Your instructions -> State how many lines of the listing below include the word "time". Give only the number.

★ ★ ★ ★ ★ ★ ★

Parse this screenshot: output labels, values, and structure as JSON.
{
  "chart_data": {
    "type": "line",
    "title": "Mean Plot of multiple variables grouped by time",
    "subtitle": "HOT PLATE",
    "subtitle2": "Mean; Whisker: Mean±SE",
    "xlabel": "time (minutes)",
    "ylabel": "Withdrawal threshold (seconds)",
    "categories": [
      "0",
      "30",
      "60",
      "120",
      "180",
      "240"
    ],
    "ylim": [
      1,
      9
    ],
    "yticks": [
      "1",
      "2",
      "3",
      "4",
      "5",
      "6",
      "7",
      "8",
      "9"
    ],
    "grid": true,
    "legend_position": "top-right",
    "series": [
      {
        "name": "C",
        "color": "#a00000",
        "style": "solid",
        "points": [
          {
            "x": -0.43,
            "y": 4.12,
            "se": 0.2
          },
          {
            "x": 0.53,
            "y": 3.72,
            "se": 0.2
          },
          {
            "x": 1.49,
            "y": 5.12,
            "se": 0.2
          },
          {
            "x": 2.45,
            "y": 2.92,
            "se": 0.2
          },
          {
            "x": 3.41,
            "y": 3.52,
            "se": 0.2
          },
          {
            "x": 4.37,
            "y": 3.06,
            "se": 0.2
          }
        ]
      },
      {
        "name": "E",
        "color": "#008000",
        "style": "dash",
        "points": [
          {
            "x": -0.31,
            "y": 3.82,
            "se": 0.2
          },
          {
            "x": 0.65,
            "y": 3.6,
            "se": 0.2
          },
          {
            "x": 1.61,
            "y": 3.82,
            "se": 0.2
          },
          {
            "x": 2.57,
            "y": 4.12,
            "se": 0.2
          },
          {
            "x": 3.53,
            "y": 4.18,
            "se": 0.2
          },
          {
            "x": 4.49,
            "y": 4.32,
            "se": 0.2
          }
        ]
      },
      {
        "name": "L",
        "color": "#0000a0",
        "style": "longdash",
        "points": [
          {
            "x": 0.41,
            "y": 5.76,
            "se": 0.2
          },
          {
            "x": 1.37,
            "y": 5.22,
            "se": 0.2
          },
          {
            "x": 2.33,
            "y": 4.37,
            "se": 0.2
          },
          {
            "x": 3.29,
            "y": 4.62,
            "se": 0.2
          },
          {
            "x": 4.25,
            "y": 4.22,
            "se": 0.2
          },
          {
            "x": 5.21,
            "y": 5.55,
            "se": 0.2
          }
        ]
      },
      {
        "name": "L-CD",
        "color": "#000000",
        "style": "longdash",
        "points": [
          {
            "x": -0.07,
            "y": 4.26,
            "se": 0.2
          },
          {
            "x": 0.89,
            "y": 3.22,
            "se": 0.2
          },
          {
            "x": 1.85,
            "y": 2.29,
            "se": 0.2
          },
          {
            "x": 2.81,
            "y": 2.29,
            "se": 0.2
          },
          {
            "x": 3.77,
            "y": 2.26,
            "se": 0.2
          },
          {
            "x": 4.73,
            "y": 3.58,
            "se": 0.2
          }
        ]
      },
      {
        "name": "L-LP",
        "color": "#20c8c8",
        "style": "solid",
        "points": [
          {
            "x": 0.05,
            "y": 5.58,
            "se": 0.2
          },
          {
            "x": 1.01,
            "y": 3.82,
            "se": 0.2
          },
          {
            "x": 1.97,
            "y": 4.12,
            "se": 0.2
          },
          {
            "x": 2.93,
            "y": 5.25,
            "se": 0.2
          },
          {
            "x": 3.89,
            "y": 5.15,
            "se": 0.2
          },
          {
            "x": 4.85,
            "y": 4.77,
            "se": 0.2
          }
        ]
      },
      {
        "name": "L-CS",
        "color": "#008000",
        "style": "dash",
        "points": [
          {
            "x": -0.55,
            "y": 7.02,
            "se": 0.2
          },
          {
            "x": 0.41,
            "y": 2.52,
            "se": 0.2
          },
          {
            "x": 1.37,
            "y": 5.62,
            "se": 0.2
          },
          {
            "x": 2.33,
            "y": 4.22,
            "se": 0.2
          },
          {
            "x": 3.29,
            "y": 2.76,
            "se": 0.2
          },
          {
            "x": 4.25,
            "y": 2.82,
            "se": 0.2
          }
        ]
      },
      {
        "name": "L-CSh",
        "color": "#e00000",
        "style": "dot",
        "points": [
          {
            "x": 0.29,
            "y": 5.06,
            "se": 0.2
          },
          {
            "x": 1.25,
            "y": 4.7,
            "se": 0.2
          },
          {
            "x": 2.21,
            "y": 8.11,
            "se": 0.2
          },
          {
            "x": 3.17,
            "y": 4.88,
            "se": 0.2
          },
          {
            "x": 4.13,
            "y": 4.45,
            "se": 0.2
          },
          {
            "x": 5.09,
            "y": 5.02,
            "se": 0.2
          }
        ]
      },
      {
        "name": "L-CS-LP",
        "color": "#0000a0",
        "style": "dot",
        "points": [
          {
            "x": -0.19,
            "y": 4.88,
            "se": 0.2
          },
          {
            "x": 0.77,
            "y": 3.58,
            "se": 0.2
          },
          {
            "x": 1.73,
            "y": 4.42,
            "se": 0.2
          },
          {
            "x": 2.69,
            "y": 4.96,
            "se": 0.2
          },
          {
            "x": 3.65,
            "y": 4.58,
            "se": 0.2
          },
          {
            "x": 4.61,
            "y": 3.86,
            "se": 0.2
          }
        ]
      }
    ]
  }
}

★ ★ ★ ★ ★ ★ ★

Output of the task -> 2